→ **Do this**
Take the records underneath and set them down exactly.

→ **Extracted material**

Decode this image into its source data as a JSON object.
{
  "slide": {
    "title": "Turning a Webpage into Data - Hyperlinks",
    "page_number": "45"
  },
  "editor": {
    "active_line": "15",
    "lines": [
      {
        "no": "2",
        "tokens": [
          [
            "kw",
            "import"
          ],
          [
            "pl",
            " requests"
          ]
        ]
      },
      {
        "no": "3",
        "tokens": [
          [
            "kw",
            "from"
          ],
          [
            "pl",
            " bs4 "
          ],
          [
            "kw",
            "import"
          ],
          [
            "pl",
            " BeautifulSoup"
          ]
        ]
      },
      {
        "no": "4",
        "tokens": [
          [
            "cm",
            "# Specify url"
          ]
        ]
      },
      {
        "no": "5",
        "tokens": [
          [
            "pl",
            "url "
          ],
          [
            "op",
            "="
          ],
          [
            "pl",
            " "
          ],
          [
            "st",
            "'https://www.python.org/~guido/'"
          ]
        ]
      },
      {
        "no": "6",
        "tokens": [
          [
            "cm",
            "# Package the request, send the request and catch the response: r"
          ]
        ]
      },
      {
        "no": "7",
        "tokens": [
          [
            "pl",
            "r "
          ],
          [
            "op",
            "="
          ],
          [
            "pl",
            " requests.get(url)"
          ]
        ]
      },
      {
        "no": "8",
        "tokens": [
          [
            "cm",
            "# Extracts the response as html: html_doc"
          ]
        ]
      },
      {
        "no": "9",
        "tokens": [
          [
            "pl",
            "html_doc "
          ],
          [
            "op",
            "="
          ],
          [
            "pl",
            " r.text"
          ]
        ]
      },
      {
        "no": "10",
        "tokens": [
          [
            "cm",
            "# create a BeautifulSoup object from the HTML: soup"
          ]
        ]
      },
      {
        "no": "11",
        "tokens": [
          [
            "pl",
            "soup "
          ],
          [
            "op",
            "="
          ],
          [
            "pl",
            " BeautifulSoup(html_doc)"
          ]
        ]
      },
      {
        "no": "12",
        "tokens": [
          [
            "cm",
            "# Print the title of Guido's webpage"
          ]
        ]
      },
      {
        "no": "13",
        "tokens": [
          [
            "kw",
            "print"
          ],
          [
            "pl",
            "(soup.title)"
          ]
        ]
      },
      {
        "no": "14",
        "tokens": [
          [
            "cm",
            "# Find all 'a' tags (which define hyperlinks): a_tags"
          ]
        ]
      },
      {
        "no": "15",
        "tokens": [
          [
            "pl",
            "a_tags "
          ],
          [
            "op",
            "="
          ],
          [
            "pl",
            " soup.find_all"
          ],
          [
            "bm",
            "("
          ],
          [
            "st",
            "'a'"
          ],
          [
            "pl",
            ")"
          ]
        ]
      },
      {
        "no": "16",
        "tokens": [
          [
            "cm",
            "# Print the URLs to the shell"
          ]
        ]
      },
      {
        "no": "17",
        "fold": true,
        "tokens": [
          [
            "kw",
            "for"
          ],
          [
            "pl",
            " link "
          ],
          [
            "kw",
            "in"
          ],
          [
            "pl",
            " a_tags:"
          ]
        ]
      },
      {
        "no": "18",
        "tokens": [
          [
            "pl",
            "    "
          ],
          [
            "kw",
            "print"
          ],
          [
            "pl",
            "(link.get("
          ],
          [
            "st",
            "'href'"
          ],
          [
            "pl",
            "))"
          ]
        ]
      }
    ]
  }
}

→ **Result of this task**
Decode this image into its source data as a JSON object.
{
  "slide": {
    "title": "Turning a Webpage into Data - Hyperlinks",
    "page_number": "45"
  },
  "editor": {
    "active_line": "15",
    "lines": [
      {
        "no": "2",
        "tokens": [
          [
            "kw",
            "import"
          ],
          [
            "pl",
            " requests"
          ]
        ]
      },
      {
        "no": "3",
        "tokens": [
          [
            "kw",
            "from"
          ],
          [
            "pl",
            " bs4 "
          ],
          [
            "kw",
            "import"
          ],
          [
            "pl",
            " BeautifulSoup"
          ]
        ]
      },
      {
        "no": "4",
        "tokens": [
          [
            "cm",
            "# Specify url"
          ]
        ]
      },
      {
        "no": "5",
        "tokens": [
          [
            "pl",
            "url "
          ],
          [
            "op",
            "="
          ],
          [
            "pl",
            " "
          ],
          [
            "st",
            "'https://www.python.org/~guido/'"
          ]
        ]
      },
      {
        "no": "6",
        "tokens": [
          [
            "cm",
            "# Package the request, send the request and catch the response: r"
          ]
        ]
      },
      {
        "no": "7",
        "tokens": [
          [
            "pl",
            "r "
          ],
          [
            "op",
            "="
          ],
          [
            "pl",
            " requests.get(url)"
          ]
        ]
      },
      {
        "no": "8",
        "tokens": [
          [
            "cm",
            "# Extracts the response as html: html_doc"
          ]
        ]
      },
      {
        "no": "9",
        "tokens": [
          [
            "pl",
            "html_doc "
          ],
          [
            "op",
            "="
          ],
          [
            "pl",
            " r.text"
          ]
        ]
      },
      {
        "no": "10",
        "tokens": [
          [
            "cm",
            "# create a BeautifulSoup object from the HTML: soup"
          ]
        ]
      },
      {
        "no": "11",
        "tokens": [
          [
            "pl",
            "soup "
          ],
          [
            "op",
            "="
          ],
          [
            "pl",
            " BeautifulSoup(html_doc)"
          ]
        ]
      },
      {
        "no": "12",
        "tokens": [
          [
            "cm",
            "# Print the title of Guido's webpage"
          ]
        ]
      },
      {
        "no": "13",
        "tokens": [
          [
            "kw",
            "print"
          ],
          [
            "pl",
            "(soup.title)"
          ]
        ]
      },
      {
        "no": "14",
        "tokens": [
          [
            "cm",
            "# Find all 'a' tags (which define hyperlinks): a_tags"
          ]
        ]
      },
      {
        "no": "15",
        "tokens": [
          [
            "pl",
            "a_tags "
          ],
          [
            "op",
            "="
          ],
          [
            "pl",
            " soup.find_all"
          ],
          [
            "bm",
            "("
          ],
          [
            "st",
            "'a'"
          ],
          [
            "pl",
            ")"
          ]
        ]
      },
      {
        "no": "16",
        "tokens": [
          [
            "cm",
            "# Print the URLs to the shell"
          ]
        ]
      },
      {
        "no": "17",
        "fold": true,
        "tokens": [
          [
            "kw",
            "for"
          ],
          [
            "pl",
            " link "
          ],
          [
            "kw",
            "in"
          ],
          [
            "pl",
            " a_tags:"
          ]
        ]
      },
      {
        "no": "18",
        "tokens": [
          [
            "pl",
            "    "
          ],
          [
            "kw",
            "print"
          ],
          [
            "pl",
            "(link.get("
          ],
          [
            "st",
            "'href'"
          ],
          [
            "pl",
            "))"
          ]
        ]
      }
    ]
  }
}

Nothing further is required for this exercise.